▸ Objective
Write out the entire listing below exactly, with the pictures left out.

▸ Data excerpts
[start]

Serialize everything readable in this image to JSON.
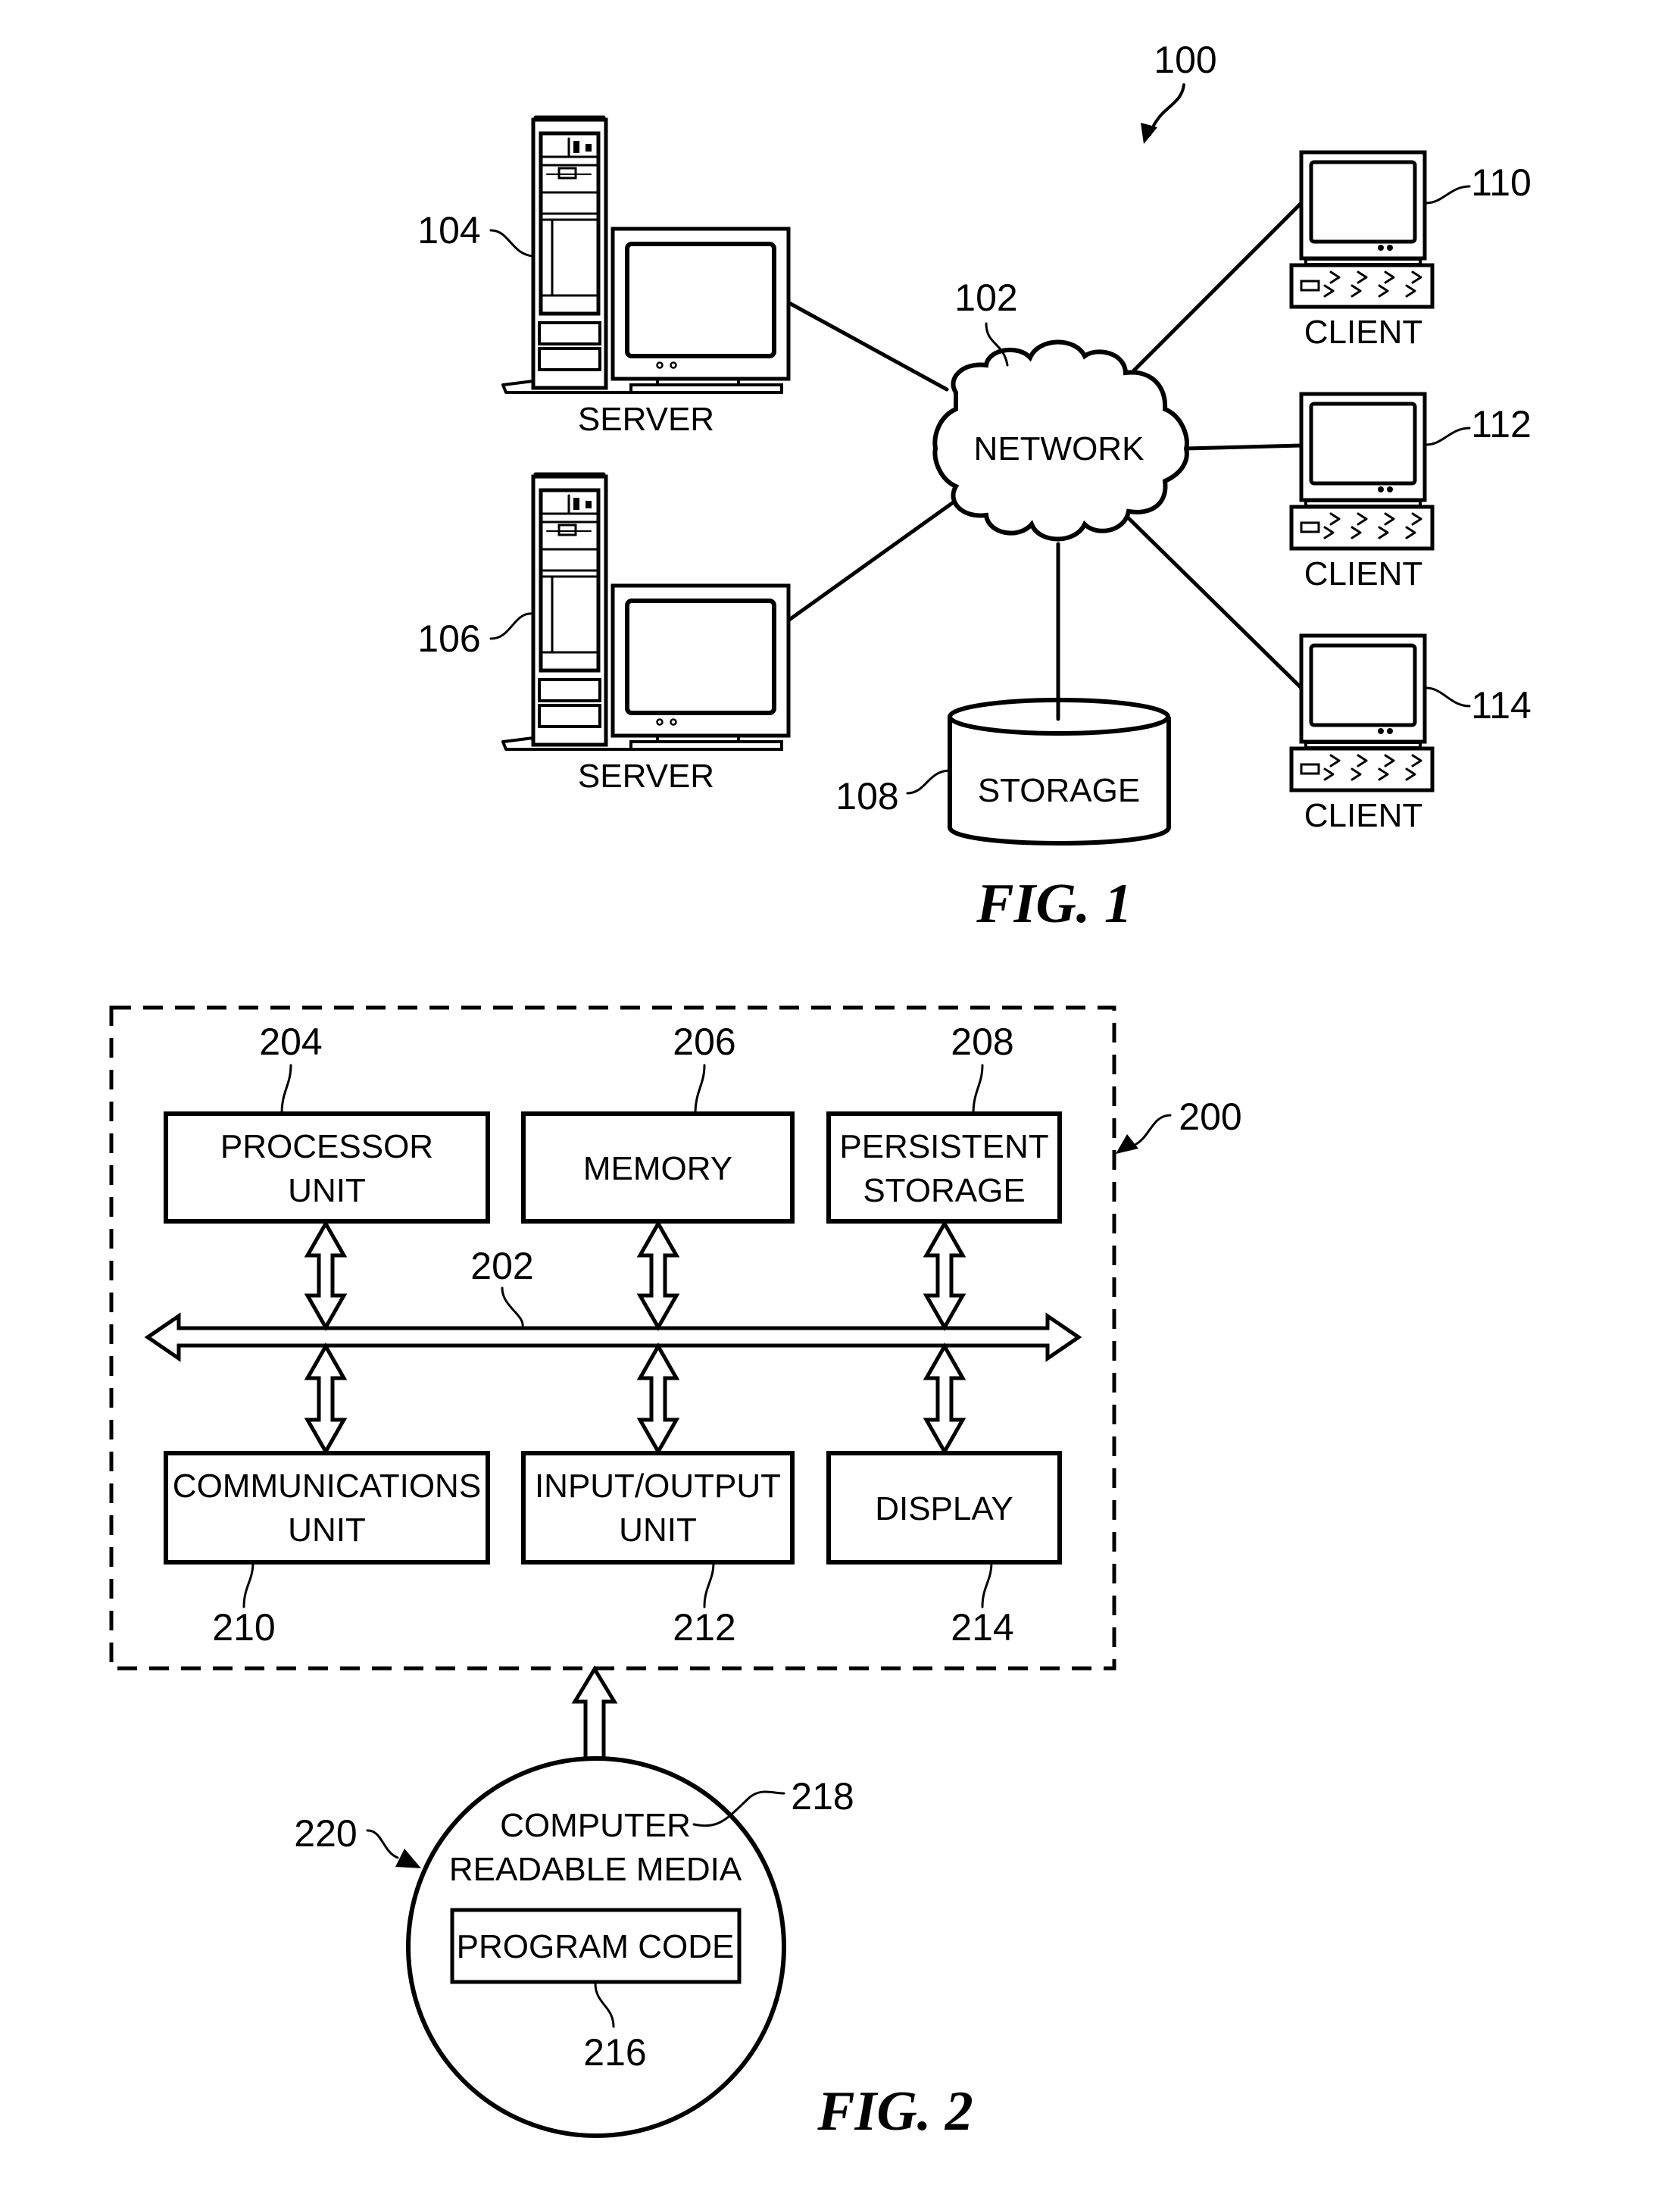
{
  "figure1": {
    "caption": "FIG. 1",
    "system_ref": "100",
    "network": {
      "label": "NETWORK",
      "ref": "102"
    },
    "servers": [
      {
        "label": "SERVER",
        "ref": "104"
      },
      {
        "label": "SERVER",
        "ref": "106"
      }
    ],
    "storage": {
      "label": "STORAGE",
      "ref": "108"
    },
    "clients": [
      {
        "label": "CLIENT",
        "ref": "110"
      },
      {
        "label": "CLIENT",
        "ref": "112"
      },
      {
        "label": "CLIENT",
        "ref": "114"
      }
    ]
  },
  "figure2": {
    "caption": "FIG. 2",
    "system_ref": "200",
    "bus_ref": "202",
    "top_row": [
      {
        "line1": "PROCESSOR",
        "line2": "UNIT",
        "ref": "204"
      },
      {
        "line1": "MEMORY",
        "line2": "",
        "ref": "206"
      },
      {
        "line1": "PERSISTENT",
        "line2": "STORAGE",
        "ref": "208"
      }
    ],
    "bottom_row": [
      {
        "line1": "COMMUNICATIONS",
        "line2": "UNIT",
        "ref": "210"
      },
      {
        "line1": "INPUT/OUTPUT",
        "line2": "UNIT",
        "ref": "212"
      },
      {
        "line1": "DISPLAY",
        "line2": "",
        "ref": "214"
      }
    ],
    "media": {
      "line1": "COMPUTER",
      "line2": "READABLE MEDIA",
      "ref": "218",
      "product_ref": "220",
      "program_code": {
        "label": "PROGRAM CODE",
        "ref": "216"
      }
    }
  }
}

[end]

▸ Result of the task
Serialize everything readable in this image to JSON.
{
  "figure1": {
    "caption": "FIG. 1",
    "system_ref": "100",
    "network": {
      "label": "NETWORK",
      "ref": "102"
    },
    "servers": [
      {
        "label": "SERVER",
        "ref": "104"
      },
      {
        "label": "SERVER",
        "ref": "106"
      }
    ],
    "storage": {
      "label": "STORAGE",
      "ref": "108"
    },
    "clients": [
      {
        "label": "CLIENT",
        "ref": "110"
      },
      {
        "label": "CLIENT",
        "ref": "112"
      },
      {
        "label": "CLIENT",
        "ref": "114"
      }
    ]
  },
  "figure2": {
    "caption": "FIG. 2",
    "system_ref": "200",
    "bus_ref": "202",
    "top_row": [
      {
        "line1": "PROCESSOR",
        "line2": "UNIT",
        "ref": "204"
      },
      {
        "line1": "MEMORY",
        "line2": "",
        "ref": "206"
      },
      {
        "line1": "PERSISTENT",
        "line2": "STORAGE",
        "ref": "208"
      }
    ],
    "bottom_row": [
      {
        "line1": "COMMUNICATIONS",
        "line2": "UNIT",
        "ref": "210"
      },
      {
        "line1": "INPUT/OUTPUT",
        "line2": "UNIT",
        "ref": "212"
      },
      {
        "line1": "DISPLAY",
        "line2": "",
        "ref": "214"
      }
    ],
    "media": {
      "line1": "COMPUTER",
      "line2": "READABLE MEDIA",
      "ref": "218",
      "product_ref": "220",
      "program_code": {
        "label": "PROGRAM CODE",
        "ref": "216"
      }
    }
  }
}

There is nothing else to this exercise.